▼

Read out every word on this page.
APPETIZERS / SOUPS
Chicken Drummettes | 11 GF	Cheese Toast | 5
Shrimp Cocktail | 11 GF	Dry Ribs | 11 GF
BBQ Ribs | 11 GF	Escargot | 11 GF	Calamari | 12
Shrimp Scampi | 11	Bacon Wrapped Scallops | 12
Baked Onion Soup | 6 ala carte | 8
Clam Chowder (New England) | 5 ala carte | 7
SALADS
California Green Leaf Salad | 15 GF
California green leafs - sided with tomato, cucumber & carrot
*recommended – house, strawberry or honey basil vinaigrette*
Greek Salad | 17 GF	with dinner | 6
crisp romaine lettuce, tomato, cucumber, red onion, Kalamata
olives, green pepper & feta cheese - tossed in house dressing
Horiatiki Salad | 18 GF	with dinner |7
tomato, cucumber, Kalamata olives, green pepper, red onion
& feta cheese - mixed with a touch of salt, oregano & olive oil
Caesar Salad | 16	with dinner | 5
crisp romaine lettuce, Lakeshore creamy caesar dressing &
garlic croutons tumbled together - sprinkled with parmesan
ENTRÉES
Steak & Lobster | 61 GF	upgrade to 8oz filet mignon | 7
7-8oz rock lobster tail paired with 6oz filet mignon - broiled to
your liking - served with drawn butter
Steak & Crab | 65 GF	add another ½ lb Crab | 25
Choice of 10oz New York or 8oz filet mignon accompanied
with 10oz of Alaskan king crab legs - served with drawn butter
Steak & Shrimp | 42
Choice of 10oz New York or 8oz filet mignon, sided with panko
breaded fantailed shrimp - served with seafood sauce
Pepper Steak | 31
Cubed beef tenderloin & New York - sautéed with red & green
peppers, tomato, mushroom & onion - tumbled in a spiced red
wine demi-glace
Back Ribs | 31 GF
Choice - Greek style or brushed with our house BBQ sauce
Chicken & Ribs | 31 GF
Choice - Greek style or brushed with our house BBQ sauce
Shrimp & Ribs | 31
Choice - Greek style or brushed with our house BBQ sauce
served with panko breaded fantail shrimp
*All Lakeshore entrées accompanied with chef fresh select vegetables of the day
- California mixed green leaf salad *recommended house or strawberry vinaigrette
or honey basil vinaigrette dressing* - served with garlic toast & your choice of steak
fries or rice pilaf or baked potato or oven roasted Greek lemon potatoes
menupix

▲
▼

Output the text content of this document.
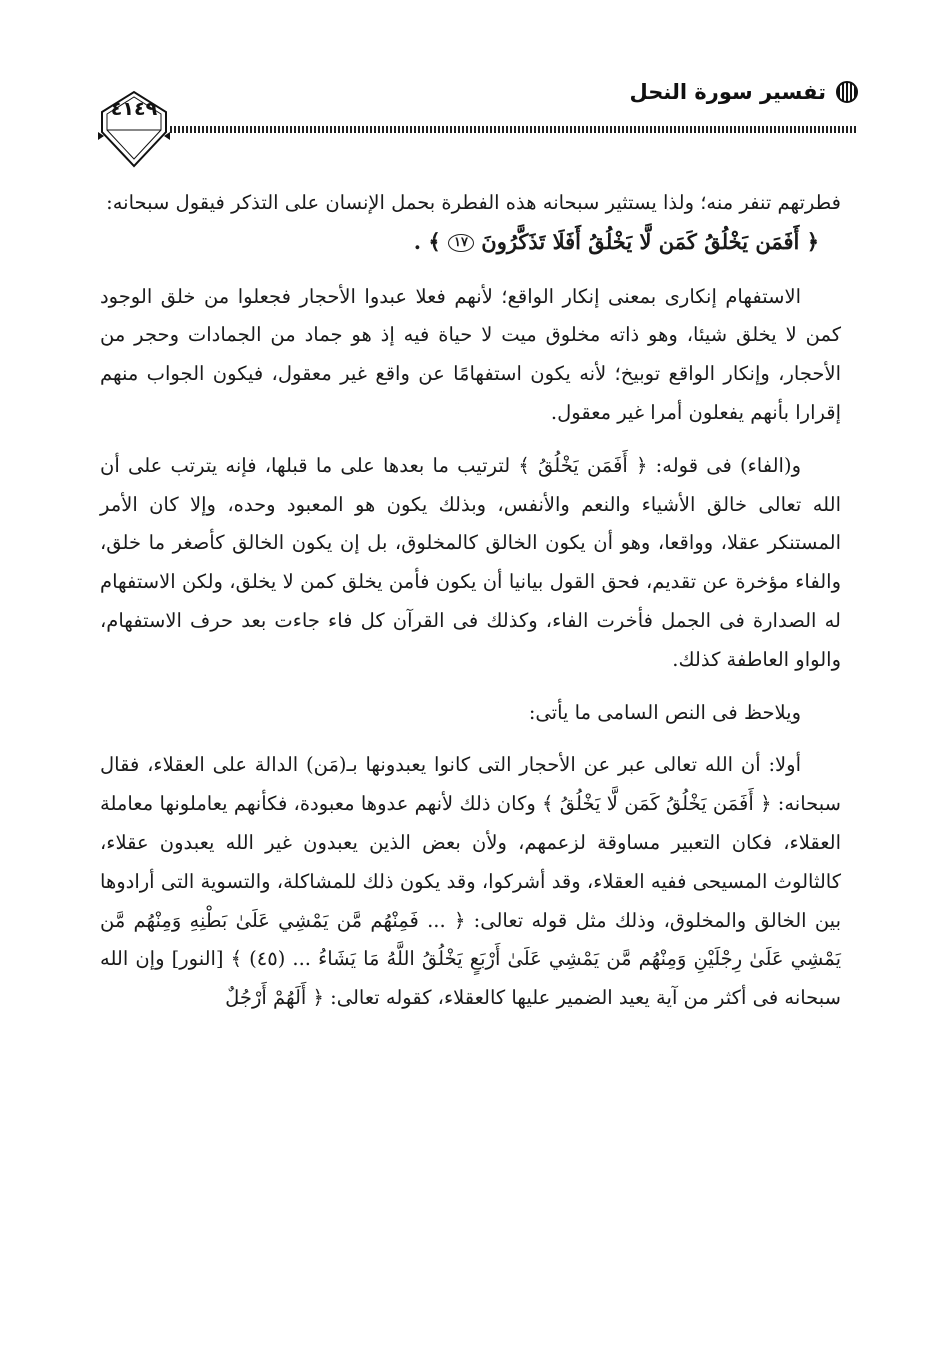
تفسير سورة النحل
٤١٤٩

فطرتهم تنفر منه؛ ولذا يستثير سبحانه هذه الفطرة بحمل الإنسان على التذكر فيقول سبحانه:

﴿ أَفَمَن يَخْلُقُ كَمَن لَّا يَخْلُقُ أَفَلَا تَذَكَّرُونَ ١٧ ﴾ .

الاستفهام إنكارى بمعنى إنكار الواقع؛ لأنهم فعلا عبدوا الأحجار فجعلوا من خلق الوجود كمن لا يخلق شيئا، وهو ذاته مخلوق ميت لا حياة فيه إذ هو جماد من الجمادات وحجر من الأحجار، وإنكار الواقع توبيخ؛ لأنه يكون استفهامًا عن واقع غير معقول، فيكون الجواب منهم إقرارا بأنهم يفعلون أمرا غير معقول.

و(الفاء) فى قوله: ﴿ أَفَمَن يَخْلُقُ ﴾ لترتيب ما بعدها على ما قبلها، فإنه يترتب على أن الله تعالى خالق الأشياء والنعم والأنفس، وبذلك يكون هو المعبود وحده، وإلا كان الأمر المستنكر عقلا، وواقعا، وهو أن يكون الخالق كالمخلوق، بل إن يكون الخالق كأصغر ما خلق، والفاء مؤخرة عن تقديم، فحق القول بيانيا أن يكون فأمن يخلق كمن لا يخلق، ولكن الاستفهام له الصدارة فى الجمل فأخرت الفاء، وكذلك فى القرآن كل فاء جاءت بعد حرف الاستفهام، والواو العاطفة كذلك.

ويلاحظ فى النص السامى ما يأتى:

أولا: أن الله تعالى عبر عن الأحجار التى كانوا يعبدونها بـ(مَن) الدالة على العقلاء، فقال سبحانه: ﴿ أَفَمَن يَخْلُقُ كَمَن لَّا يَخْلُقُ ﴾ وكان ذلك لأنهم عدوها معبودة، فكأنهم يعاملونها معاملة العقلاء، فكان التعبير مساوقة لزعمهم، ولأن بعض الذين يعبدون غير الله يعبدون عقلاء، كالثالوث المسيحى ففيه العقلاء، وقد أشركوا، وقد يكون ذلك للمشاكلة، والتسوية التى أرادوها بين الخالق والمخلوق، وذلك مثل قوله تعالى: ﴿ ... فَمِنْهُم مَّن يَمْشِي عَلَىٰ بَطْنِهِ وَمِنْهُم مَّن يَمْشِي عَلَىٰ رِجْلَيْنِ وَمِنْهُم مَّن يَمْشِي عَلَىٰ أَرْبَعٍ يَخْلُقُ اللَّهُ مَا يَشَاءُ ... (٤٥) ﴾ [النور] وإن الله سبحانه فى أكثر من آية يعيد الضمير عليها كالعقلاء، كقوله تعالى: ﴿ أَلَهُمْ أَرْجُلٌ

▲
▼

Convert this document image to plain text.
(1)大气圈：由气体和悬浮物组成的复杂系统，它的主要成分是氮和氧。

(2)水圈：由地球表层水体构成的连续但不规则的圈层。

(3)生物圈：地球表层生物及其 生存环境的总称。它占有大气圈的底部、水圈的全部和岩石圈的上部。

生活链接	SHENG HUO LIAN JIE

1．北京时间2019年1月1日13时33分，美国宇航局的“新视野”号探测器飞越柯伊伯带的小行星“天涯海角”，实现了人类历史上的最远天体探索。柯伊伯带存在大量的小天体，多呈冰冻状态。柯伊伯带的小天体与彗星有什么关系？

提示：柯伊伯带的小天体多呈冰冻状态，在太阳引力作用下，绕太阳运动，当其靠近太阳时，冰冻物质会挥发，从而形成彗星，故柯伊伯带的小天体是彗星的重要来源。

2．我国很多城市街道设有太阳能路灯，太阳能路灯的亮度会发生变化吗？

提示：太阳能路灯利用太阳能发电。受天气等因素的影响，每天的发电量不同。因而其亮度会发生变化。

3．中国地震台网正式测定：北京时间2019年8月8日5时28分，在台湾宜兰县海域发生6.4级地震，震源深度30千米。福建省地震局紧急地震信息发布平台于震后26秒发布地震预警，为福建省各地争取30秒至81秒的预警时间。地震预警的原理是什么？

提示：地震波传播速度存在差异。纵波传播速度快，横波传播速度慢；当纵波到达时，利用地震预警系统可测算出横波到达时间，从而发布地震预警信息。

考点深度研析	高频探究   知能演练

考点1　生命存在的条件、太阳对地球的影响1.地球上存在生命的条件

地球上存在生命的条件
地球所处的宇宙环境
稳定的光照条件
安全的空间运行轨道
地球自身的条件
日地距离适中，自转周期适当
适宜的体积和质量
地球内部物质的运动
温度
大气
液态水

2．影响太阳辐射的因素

▲

» **Requirements**:
Which lines above contain the word "Ribs"? Copy each of them.

» **Task solution**:
Shrimp Cocktail | 11 GF	Dry Ribs | 11 GF
BBQ Ribs | 11 GF	Escargot | 11 GF	Calamari | 12
Back Ribs | 31 GF
Chicken & Ribs | 31 GF
Shrimp & Ribs | 31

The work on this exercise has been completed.